**Supplied material**
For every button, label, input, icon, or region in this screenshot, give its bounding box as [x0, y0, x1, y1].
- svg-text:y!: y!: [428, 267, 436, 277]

--

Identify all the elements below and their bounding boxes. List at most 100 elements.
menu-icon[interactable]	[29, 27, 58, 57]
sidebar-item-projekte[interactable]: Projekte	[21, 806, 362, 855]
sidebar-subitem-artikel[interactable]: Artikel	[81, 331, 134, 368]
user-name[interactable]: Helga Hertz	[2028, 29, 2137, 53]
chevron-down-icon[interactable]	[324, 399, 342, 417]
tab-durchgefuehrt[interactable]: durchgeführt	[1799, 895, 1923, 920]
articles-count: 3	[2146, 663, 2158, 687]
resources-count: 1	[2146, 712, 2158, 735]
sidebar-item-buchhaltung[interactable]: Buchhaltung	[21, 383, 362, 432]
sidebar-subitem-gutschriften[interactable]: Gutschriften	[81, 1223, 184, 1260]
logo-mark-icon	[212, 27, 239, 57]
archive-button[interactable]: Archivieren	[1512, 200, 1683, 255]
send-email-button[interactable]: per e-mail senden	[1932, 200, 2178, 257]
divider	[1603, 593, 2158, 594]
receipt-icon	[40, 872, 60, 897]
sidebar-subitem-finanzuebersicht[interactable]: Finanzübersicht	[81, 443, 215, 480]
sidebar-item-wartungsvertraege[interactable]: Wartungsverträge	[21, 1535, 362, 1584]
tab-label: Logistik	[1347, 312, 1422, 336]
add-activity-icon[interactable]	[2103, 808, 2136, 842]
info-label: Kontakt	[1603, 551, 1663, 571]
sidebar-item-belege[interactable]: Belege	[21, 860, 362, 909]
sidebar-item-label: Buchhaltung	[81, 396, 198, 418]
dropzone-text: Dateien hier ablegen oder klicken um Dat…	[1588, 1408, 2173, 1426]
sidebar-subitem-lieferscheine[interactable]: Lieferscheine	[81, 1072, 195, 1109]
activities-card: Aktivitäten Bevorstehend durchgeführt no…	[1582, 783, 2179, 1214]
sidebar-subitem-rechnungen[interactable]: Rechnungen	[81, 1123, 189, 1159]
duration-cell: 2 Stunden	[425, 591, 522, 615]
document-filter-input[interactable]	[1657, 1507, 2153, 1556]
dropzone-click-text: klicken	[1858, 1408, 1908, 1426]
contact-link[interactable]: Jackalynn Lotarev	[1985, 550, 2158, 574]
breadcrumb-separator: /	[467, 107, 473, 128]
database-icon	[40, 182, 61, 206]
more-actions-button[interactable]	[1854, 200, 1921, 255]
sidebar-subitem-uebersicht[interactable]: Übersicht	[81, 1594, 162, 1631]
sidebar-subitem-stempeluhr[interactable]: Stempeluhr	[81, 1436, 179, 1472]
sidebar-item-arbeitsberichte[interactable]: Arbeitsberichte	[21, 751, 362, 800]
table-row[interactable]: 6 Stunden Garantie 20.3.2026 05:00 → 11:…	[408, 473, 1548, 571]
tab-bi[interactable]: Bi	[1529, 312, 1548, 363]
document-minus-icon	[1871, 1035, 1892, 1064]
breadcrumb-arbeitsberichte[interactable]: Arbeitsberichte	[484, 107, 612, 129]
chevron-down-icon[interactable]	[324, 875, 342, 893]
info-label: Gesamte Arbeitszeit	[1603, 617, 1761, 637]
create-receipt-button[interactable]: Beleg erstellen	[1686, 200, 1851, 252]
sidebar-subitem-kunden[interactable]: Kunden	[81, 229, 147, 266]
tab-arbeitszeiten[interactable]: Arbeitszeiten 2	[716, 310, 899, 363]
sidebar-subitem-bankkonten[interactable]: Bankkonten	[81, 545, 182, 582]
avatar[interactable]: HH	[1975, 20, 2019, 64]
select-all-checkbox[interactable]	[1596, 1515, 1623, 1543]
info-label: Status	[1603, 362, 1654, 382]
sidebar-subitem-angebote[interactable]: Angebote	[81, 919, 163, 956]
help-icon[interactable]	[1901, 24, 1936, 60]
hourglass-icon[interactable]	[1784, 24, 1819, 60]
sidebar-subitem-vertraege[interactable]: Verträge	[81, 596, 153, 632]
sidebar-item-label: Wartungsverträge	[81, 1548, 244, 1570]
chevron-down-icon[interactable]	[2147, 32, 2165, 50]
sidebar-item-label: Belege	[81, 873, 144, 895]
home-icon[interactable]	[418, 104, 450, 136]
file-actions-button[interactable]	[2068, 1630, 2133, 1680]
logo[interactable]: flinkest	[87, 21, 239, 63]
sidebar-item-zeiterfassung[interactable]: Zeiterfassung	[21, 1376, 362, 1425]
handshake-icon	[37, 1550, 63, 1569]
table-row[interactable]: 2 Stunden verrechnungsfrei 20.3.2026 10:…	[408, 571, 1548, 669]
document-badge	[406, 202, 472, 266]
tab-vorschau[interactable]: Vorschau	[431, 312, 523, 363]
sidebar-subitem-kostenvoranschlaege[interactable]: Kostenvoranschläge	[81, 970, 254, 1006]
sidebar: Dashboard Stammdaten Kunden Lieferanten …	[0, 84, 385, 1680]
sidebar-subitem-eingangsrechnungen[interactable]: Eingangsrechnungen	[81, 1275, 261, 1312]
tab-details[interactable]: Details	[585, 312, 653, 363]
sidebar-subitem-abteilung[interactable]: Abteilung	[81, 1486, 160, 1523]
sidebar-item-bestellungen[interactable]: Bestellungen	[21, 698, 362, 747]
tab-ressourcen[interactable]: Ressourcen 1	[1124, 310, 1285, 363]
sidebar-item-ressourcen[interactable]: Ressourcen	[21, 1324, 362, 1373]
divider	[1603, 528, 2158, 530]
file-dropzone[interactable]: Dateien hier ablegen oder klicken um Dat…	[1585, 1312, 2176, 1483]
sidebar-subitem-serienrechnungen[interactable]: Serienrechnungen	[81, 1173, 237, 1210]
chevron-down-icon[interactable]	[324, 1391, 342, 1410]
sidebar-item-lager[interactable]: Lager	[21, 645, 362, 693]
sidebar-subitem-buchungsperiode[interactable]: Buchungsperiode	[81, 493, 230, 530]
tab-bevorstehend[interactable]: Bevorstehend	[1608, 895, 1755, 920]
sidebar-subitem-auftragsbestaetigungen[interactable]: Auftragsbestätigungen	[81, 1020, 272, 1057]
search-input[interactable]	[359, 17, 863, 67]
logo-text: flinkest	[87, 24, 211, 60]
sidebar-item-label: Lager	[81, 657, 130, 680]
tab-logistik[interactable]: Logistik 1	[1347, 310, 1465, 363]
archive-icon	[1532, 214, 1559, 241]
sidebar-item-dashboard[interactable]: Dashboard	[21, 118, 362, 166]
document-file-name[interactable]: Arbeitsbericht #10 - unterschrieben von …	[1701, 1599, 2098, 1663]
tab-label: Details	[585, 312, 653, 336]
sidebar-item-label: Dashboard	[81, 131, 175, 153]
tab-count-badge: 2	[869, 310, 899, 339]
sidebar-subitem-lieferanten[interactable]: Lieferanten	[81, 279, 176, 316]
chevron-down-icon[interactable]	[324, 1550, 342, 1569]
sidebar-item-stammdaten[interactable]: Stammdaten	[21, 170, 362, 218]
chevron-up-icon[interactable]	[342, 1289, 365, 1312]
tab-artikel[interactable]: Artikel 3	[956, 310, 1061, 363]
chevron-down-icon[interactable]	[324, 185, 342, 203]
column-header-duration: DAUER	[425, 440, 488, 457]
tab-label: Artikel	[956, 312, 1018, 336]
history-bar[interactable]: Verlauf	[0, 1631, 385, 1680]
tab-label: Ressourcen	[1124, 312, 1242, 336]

**Work required**
Copy out the items above again, starting at the line containing "For every button, label, input, icon, or" and ending at the line containing "- svg-text:y!: y!: [428, 267, 436, 277]".

**Result of the task**
For every button, label, input, icon, or region in this screenshot, give its bounding box as [x0, y0, x1, y1].
- svg-text:y!: y!: [428, 267, 436, 277]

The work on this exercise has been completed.